▶ Instructions to follow: Output all of the entries below precisely as written.

▶ Provided information:
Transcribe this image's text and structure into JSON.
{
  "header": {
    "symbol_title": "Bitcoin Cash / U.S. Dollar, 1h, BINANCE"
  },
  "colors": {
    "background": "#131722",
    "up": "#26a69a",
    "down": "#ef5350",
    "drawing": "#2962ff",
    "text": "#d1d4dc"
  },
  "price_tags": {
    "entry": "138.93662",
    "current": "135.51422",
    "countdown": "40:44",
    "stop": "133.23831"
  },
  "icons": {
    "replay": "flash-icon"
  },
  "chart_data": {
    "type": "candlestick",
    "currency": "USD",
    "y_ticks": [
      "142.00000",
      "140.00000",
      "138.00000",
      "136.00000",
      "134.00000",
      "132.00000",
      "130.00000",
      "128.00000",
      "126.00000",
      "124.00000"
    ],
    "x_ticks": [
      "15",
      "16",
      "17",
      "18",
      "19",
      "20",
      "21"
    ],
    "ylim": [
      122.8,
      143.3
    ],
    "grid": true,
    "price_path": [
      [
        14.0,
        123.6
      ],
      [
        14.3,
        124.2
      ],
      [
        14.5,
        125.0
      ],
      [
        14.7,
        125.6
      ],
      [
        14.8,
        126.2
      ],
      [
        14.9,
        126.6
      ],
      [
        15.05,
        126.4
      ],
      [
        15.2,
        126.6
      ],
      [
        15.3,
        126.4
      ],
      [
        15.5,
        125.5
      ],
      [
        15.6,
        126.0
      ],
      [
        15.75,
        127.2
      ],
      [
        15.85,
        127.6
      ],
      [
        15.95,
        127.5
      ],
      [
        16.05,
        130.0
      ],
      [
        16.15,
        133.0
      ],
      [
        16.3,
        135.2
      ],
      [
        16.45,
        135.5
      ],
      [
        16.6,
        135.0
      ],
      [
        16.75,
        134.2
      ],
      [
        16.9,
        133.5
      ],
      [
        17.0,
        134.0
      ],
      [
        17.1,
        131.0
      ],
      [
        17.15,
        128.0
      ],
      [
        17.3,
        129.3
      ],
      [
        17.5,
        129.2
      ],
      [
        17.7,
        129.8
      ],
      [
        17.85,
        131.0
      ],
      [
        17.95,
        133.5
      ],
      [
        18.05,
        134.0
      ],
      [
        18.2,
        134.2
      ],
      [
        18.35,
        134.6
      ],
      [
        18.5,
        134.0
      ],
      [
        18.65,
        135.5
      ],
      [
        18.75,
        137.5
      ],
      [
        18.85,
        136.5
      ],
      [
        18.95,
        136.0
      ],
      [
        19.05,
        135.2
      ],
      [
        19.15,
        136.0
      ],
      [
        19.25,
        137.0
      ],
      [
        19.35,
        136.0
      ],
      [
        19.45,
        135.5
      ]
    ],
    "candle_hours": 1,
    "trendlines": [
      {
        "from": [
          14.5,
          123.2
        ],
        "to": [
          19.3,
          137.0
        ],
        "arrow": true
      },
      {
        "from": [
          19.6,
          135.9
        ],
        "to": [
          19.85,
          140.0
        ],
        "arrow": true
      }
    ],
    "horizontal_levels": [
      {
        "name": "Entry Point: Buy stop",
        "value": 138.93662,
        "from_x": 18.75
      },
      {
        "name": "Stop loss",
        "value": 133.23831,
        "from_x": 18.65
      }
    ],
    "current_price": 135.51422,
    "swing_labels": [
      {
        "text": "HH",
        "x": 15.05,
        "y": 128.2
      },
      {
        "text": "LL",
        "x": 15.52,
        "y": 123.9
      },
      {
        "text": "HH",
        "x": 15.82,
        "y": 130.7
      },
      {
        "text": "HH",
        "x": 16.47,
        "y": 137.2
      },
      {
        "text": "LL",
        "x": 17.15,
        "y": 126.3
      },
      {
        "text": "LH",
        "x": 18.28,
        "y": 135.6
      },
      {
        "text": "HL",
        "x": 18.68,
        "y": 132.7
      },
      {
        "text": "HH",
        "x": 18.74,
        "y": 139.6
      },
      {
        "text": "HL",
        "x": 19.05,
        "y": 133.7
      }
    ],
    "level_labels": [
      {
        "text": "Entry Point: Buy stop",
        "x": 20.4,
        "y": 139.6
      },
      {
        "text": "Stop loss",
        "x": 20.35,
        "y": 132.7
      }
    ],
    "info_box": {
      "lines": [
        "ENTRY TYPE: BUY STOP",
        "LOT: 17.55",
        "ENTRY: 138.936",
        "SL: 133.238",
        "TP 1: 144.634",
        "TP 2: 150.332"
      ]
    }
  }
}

▶ Output of the task:
Transcribe this image's text and structure into JSON.
{
  "header": {
    "symbol_title": "Bitcoin Cash / U.S. Dollar, 1h, BINANCE"
  },
  "colors": {
    "background": "#131722",
    "up": "#26a69a",
    "down": "#ef5350",
    "drawing": "#2962ff",
    "text": "#d1d4dc"
  },
  "price_tags": {
    "entry": "138.93662",
    "current": "135.51422",
    "countdown": "40:44",
    "stop": "133.23831"
  },
  "icons": {
    "replay": "flash-icon"
  },
  "chart_data": {
    "type": "candlestick",
    "currency": "USD",
    "y_ticks": [
      "142.00000",
      "140.00000",
      "138.00000",
      "136.00000",
      "134.00000",
      "132.00000",
      "130.00000",
      "128.00000",
      "126.00000",
      "124.00000"
    ],
    "x_ticks": [
      "15",
      "16",
      "17",
      "18",
      "19",
      "20",
      "21"
    ],
    "ylim": [
      122.8,
      143.3
    ],
    "grid": true,
    "price_path": [
      [
        14.0,
        123.6
      ],
      [
        14.3,
        124.2
      ],
      [
        14.5,
        125.0
      ],
      [
        14.7,
        125.6
      ],
      [
        14.8,
        126.2
      ],
      [
        14.9,
        126.6
      ],
      [
        15.05,
        126.4
      ],
      [
        15.2,
        126.6
      ],
      [
        15.3,
        126.4
      ],
      [
        15.5,
        125.5
      ],
      [
        15.6,
        126.0
      ],
      [
        15.75,
        127.2
      ],
      [
        15.85,
        127.6
      ],
      [
        15.95,
        127.5
      ],
      [
        16.05,
        130.0
      ],
      [
        16.15,
        133.0
      ],
      [
        16.3,
        135.2
      ],
      [
        16.45,
        135.5
      ],
      [
        16.6,
        135.0
      ],
      [
        16.75,
        134.2
      ],
      [
        16.9,
        133.5
      ],
      [
        17.0,
        134.0
      ],
      [
        17.1,
        131.0
      ],
      [
        17.15,
        128.0
      ],
      [
        17.3,
        129.3
      ],
      [
        17.5,
        129.2
      ],
      [
        17.7,
        129.8
      ],
      [
        17.85,
        131.0
      ],
      [
        17.95,
        133.5
      ],
      [
        18.05,
        134.0
      ],
      [
        18.2,
        134.2
      ],
      [
        18.35,
        134.6
      ],
      [
        18.5,
        134.0
      ],
      [
        18.65,
        135.5
      ],
      [
        18.75,
        137.5
      ],
      [
        18.85,
        136.5
      ],
      [
        18.95,
        136.0
      ],
      [
        19.05,
        135.2
      ],
      [
        19.15,
        136.0
      ],
      [
        19.25,
        137.0
      ],
      [
        19.35,
        136.0
      ],
      [
        19.45,
        135.5
      ]
    ],
    "candle_hours": 1,
    "trendlines": [
      {
        "from": [
          14.5,
          123.2
        ],
        "to": [
          19.3,
          137.0
        ],
        "arrow": true
      },
      {
        "from": [
          19.6,
          135.9
        ],
        "to": [
          19.85,
          140.0
        ],
        "arrow": true
      }
    ],
    "horizontal_levels": [
      {
        "name": "Entry Point: Buy stop",
        "value": 138.93662,
        "from_x": 18.75
      },
      {
        "name": "Stop loss",
        "value": 133.23831,
        "from_x": 18.65
      }
    ],
    "current_price": 135.51422,
    "swing_labels": [
      {
        "text": "HH",
        "x": 15.05,
        "y": 128.2
      },
      {
        "text": "LL",
        "x": 15.52,
        "y": 123.9
      },
      {
        "text": "HH",
        "x": 15.82,
        "y": 130.7
      },
      {
        "text": "HH",
        "x": 16.47,
        "y": 137.2
      },
      {
        "text": "LL",
        "x": 17.15,
        "y": 126.3
      },
      {
        "text": "LH",
        "x": 18.28,
        "y": 135.6
      },
      {
        "text": "HL",
        "x": 18.68,
        "y": 132.7
      },
      {
        "text": "HH",
        "x": 18.74,
        "y": 139.6
      },
      {
        "text": "HL",
        "x": 19.05,
        "y": 133.7
      }
    ],
    "level_labels": [
      {
        "text": "Entry Point: Buy stop",
        "x": 20.4,
        "y": 139.6
      },
      {
        "text": "Stop loss",
        "x": 20.35,
        "y": 132.7
      }
    ],
    "info_box": {
      "lines": [
        "ENTRY TYPE: BUY STOP",
        "LOT: 17.55",
        "ENTRY: 138.936",
        "SL: 133.238",
        "TP 1: 144.634",
        "TP 2: 150.332"
      ]
    }
  }
}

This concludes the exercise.